=== Extracted data ===
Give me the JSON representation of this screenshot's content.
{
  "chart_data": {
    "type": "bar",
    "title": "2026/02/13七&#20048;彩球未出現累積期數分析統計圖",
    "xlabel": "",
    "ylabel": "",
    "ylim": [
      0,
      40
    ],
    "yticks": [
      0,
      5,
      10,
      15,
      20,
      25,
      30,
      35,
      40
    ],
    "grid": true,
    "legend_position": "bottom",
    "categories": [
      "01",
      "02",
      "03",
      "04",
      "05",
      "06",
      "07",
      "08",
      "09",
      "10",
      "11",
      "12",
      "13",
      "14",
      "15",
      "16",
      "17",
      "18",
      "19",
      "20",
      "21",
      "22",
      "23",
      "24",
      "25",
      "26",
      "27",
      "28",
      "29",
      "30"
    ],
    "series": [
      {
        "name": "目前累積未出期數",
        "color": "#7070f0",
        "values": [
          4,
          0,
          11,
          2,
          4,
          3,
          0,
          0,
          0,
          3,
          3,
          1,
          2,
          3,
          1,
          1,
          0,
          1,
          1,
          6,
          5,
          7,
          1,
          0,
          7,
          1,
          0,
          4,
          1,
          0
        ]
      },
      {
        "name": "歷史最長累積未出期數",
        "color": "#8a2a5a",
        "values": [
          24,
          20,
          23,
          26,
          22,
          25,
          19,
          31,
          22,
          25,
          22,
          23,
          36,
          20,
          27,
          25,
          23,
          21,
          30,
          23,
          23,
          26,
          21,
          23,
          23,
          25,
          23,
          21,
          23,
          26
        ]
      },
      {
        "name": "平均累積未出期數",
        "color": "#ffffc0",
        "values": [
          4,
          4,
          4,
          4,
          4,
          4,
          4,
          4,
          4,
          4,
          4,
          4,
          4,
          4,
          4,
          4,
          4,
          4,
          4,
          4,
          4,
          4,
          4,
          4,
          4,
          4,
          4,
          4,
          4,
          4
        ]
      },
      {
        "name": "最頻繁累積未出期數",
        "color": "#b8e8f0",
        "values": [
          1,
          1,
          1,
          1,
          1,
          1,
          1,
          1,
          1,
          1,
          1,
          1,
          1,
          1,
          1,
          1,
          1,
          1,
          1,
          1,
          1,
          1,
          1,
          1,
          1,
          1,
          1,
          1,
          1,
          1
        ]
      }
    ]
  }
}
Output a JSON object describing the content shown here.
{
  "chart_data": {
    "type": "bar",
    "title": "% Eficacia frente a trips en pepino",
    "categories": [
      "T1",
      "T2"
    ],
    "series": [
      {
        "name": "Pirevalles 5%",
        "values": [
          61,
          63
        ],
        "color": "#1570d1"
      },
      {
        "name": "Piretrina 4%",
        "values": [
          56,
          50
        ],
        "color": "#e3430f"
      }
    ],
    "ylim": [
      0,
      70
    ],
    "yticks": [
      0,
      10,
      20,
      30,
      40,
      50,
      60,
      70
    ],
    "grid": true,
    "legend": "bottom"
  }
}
===
Goal: List the lines that contain the word "content".

Exercise answer:
Give me the JSON representation of this screenshot's content.
Output a JSON object describing the content shown here.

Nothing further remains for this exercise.